Excerpts from a figure dataset

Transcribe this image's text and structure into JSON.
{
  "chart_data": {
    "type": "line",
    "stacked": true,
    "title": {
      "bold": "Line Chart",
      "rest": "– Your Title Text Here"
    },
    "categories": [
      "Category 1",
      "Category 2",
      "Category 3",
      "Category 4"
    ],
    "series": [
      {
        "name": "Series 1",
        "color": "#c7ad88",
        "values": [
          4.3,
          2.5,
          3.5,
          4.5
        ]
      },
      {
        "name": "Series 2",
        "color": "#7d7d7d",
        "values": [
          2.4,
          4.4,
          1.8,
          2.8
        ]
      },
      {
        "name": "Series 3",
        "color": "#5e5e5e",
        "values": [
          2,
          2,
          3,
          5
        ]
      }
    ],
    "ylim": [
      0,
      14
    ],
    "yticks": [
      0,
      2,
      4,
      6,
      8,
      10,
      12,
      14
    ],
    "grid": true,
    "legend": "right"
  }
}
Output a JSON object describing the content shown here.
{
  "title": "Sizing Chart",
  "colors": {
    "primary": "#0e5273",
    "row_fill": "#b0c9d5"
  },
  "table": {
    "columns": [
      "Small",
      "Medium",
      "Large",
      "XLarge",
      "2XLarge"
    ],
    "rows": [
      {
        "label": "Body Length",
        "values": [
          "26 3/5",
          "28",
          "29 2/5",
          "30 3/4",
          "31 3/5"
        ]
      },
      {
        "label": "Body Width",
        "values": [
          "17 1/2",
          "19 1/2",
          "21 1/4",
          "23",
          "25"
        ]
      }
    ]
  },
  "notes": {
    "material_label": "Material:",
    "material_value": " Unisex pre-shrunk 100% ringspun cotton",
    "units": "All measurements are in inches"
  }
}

§ **Short problem**
Copy out each line in the preceding records that contains "Category".

§ **Written solution**
      "Category 1",
      "Category 2",
      "Category 3",
      "Category 4"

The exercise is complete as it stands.